Description of the task ▸
Tally the lines holding "nine" and state only that figure.

===

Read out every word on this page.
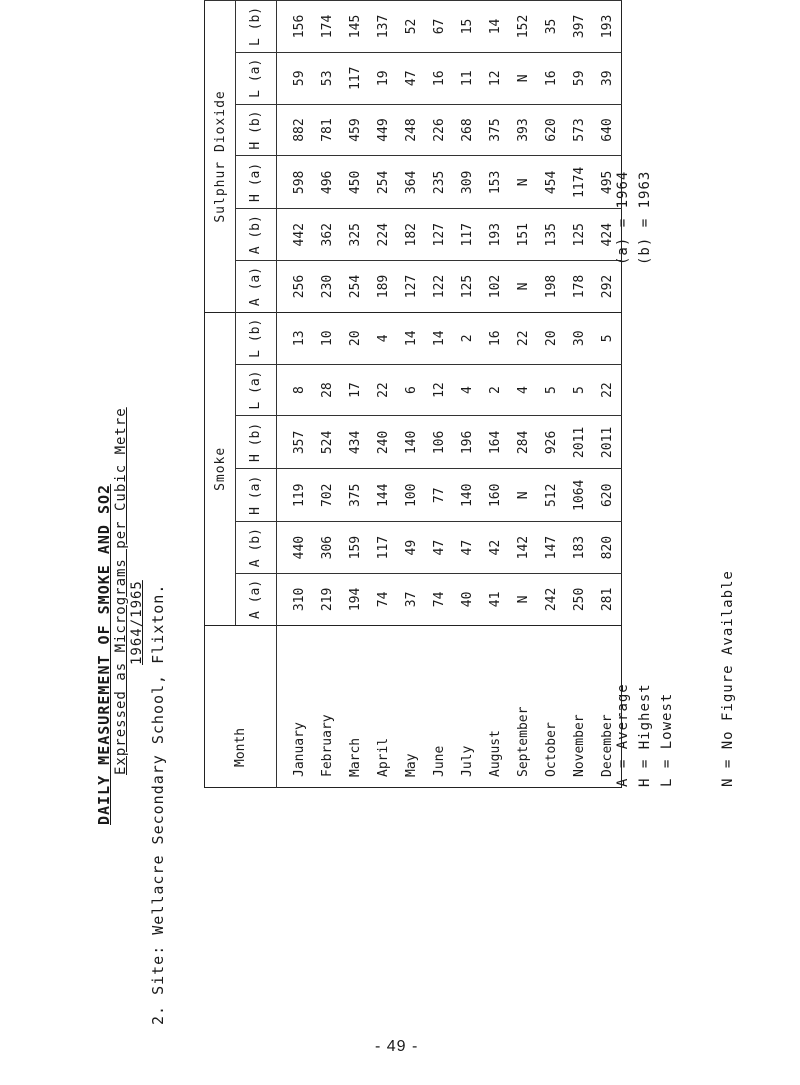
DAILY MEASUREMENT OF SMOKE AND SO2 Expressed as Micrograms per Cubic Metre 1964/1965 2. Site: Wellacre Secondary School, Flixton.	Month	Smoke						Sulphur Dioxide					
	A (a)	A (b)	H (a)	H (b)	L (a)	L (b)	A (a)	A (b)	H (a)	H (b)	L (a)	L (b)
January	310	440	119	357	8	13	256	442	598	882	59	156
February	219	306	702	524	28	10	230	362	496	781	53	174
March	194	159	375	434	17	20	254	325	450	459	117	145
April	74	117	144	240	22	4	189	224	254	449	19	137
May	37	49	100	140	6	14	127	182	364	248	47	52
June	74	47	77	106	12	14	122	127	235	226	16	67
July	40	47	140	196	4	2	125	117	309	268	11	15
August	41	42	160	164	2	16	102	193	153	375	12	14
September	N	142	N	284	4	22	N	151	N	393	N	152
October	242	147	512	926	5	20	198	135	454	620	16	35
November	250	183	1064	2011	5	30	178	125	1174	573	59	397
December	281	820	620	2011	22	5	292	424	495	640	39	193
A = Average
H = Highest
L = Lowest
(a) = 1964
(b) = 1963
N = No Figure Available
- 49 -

===

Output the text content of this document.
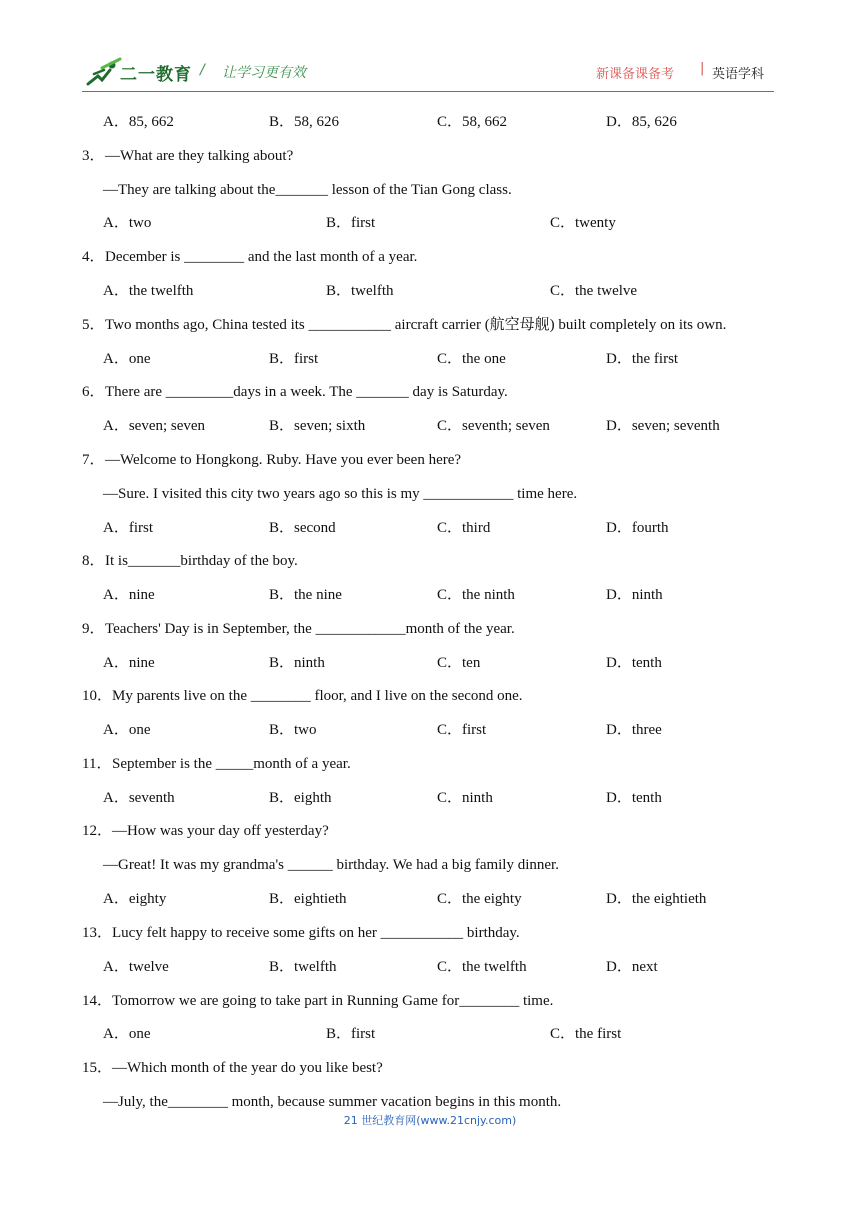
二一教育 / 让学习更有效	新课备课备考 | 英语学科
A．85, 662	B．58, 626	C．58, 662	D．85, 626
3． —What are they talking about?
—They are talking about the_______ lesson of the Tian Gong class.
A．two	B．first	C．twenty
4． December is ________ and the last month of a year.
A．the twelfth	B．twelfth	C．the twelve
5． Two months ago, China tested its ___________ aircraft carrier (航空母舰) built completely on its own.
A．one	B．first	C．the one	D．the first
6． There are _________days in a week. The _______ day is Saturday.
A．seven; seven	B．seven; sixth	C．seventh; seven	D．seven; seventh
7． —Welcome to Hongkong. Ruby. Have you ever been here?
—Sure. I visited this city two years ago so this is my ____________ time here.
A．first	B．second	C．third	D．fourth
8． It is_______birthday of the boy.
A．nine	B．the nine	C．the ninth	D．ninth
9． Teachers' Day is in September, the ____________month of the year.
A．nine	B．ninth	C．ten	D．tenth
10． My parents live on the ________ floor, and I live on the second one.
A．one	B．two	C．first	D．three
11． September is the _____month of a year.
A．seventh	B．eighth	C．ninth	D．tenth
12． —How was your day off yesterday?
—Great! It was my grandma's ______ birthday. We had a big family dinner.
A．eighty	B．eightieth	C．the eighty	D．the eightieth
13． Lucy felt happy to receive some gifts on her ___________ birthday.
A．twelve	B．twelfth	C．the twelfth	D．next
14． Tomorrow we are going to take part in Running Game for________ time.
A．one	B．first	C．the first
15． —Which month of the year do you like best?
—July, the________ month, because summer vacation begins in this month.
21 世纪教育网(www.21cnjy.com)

===

Reply to the task ▸
2